#### GIVEN INSTRUCTION A:
What problems with the output of OpenOffice.org 1.1's XHTML export filter does the Writer2LaTeX quickguide list?
··· SELECTED EXTRACT
Converting OpenOffice.org documents to XHTML 1.0 strict with Writer2LaTeX: a quickguide (second version)

About this document

This is the second version of my quickguide, documenting XHTML conversion with the 2003-12-11 development release of Writer2LaTeX 0.3.1. Users of earlier development releases are encouraged to upgrade, as the release features a fair amount of fixes.

Update 2004-01-22: This quickguide is slightly outdated – for the latest bleeding edge release, check Henrik Just's WriterLaTeX page and follow its instructions. I am planning to release an update of this page soon.

Intro

OpenOffice.org 1.1 has a lot of excellent features and allows you to save files in a range of formats, going from *.sxw over *.doc and *.rtf to even *.pdf and so on. However, generating decent HTML documents is not possible with the default settings of the OpenOffice.org suite.

Let's say you want to convert the file example.sxw into a HTML document; this is what you get when saving as *.html. At first sight the document looks good, but when inspecting the source code, you can start frowning: a half baked doctype, font tags, abundant spans, blockquotes without p tags inside, etc. In some cases, even proprietary tags such as sdfield are inserted into your html page's code. A big no-no if you want standards compliance.

Besides saving, you can also export an SXW document to XHTML with OpenOffice.org 1.1's export filter function. Problem solved, you say. However. Check the source of this document to know it is not. The resulting code is full of errors, the footnotes disappeared, no doctype is defined and the SXW format's namespaces are still there; nope, neither this is what we want.

So, do we have to wait for OpenOffice.org 2.0 for decent (X)HTML conversion?

Hmm, no. A while ago, I stumbled upon Henrik Just's Writer2LaTeX utility. Although its name suggests that Writer2LaTeX is 'just' there for converting sxw-documents to LaTeX, it also does a great job as a SXW2XHTML tool. Unfortunately, both the documentation and the setup might be pretty confusing. Hence the idea for this quickguide. In the following paragraphs, I will explain how to set up and use Writer2LaTeX as an xhtml export filter in OpenOffice.org 1.1. However, its functionality goes further than that: besides xhtml output, there's also support for MathML and LaTeX export, Writer2LaTeX can be used as a command line utility or from another Java application, etc. If you're interested in those features, please have a look at Henrik Just's user manual. (Just to clear things out: I am not involved in the development of this tool. All credits go to OpenOffice.org's Henrik Just.)

Installation in 8 steps

  1. You need to have OpenOffice 1.1 or StarOffice 7 with:
    • Java support enabled. If this is not the case, you can run jvmsetup in the <OOo_installation_directory>\program\ folder. Needless to say, you need to have a JRE installed for that.
······
··· INPUT ROWS
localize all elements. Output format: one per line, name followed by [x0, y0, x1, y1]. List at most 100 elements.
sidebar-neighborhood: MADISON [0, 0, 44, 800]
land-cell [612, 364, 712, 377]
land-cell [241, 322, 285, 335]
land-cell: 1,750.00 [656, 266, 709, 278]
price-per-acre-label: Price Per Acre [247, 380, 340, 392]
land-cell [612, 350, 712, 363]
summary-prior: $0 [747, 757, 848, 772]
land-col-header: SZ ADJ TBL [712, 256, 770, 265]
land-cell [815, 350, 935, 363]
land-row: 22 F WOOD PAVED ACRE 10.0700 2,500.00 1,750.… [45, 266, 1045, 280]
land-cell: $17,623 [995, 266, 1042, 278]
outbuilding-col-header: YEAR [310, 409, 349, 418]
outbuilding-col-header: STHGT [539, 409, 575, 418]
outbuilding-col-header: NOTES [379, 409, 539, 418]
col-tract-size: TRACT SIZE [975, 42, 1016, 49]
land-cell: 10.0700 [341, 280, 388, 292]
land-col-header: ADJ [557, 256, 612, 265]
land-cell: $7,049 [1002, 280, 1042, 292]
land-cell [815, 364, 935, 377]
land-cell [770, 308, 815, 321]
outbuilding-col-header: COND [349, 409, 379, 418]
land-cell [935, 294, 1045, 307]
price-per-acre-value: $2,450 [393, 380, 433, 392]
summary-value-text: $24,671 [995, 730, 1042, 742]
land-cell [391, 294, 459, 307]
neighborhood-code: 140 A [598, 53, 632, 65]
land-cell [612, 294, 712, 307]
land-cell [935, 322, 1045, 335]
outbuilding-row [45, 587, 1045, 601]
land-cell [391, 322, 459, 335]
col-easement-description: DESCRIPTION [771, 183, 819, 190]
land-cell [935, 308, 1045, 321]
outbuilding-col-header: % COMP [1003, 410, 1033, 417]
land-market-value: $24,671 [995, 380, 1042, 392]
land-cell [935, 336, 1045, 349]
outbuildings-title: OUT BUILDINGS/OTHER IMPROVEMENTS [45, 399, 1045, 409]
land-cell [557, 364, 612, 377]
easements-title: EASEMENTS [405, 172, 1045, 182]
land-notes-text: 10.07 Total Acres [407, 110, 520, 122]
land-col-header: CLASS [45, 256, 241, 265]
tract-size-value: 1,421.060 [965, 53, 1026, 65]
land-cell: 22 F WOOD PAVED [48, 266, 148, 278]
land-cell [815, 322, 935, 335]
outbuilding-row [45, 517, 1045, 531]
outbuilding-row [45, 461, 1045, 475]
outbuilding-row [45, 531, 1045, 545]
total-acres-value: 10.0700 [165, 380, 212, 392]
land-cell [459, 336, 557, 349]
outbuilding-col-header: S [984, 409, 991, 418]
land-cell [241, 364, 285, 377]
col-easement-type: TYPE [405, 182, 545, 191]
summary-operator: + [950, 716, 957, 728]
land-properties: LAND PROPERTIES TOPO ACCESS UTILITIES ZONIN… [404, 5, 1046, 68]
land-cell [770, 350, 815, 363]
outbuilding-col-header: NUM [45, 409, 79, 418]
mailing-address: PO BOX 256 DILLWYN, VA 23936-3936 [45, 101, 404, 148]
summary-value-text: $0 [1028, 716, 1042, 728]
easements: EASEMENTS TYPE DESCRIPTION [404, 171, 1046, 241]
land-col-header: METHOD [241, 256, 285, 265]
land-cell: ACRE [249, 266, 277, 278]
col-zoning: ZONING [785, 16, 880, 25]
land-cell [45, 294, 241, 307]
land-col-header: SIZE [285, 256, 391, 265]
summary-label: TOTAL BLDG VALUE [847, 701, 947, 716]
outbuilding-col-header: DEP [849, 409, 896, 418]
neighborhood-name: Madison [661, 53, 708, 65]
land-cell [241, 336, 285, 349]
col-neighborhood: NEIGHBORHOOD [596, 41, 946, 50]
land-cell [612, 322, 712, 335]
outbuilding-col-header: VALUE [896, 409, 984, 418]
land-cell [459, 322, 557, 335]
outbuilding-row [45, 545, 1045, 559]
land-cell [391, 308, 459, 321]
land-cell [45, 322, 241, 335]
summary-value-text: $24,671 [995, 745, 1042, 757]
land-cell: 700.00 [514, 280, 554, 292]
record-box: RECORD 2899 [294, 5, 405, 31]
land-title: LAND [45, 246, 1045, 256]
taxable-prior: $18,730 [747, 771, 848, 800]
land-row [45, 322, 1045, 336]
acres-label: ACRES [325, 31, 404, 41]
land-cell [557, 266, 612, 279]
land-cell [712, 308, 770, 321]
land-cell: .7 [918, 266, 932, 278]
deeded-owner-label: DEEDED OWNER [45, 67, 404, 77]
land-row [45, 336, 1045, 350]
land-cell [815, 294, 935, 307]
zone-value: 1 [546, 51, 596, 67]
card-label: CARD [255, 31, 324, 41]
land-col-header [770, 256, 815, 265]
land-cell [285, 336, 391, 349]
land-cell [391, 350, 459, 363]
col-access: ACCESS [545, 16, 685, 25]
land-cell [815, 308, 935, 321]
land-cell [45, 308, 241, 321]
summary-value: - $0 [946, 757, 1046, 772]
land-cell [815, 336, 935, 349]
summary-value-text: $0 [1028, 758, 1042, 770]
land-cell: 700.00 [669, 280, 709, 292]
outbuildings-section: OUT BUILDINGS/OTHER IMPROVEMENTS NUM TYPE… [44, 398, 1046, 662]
······
#### GIVEN INSTRUCTION B:
Rewrite the stretch of the records from the start through the line that contains "land-cell: 10.0700 [341, 280, 388, 292]", changing "land-cell" to "parcel-cell" and leaving everything else as it is.

#### EXPECTED ANSWER A:
- The resulting code is full of errors.
- The footnotes disappeared.
- No doctype is defined.
- The SXW format's namespaces are still there.

#### EXPECTED ANSWER B:
localize all elements. Output format: one per line, name followed by [x0, y0, x1, y1]. List at most 100 elements.
sidebar-neighborhood: MADISON [0, 0, 44, 800]
parcel-cell [612, 364, 712, 377]
parcel-cell [241, 322, 285, 335]
parcel-cell: 1,750.00 [656, 266, 709, 278]
price-per-acre-label: Price Per Acre [247, 380, 340, 392]
parcel-cell [612, 350, 712, 363]
summary-prior: $0 [747, 757, 848, 772]
land-col-header: SZ ADJ TBL [712, 256, 770, 265]
parcel-cell [815, 350, 935, 363]
land-row: 22 F WOOD PAVED ACRE 10.0700 2,500.00 1,750.… [45, 266, 1045, 280]
parcel-cell: $17,623 [995, 266, 1042, 278]
outbuilding-col-header: YEAR [310, 409, 349, 418]
outbuilding-col-header: STHGT [539, 409, 575, 418]
outbuilding-col-header: NOTES [379, 409, 539, 418]
col-tract-size: TRACT SIZE [975, 42, 1016, 49]
parcel-cell: 10.0700 [341, 280, 388, 292]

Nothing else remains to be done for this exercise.